Written exercise:
Give every entry again, word for word.

═══ Data section

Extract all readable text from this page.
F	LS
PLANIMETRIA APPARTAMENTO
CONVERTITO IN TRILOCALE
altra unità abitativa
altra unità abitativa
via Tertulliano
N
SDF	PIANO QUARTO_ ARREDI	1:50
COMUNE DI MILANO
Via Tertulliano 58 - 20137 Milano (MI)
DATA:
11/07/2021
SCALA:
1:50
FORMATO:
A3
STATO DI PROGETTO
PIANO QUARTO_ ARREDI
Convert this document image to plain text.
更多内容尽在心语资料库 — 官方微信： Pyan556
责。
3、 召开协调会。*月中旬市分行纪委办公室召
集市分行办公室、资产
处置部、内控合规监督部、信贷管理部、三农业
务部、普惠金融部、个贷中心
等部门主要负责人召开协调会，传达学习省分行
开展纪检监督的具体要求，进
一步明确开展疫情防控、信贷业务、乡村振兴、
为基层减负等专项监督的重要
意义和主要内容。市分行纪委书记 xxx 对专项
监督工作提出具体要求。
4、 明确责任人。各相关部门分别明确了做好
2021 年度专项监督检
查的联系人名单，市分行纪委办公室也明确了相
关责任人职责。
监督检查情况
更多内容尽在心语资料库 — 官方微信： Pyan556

══════

Final result:
Extract all readable text from this page.
F	LS
PLANIMETRIA APPARTAMENTO
CONVERTITO IN TRILOCALE
altra unità abitativa
altra unità abitativa
via Tertulliano
N
SDF	PIANO QUARTO_ ARREDI	1:50
COMUNE DI MILANO
Via Tertulliano 58 - 20137 Milano (MI)
DATA:
11/07/2021
SCALA:
1:50
FORMATO:
A3
STATO DI PROGETTO
PIANO QUARTO_ ARREDI
Convert this document image to plain text.
更多内容尽在心语资料库 — 官方微信： Pyan556
责。
3、 召开协调会。*月中旬市分行纪委办公室召
集市分行办公室、资产
处置部、内控合规监督部、信贷管理部、三农业
务部、普惠金融部、个贷中心
等部门主要负责人召开协调会，传达学习省分行
开展纪检监督的具体要求，进
一步明确开展疫情防控、信贷业务、乡村振兴、
为基层减负等专项监督的重要
意义和主要内容。市分行纪委书记 xxx 对专项
监督工作提出具体要求。
4、 明确责任人。各相关部门分别明确了做好
2021 年度专项监督检
查的联系人名单，市分行纪委办公室也明确了相
关责任人职责。
监督检查情况
更多内容尽在心语资料库 — 官方微信： Pyan556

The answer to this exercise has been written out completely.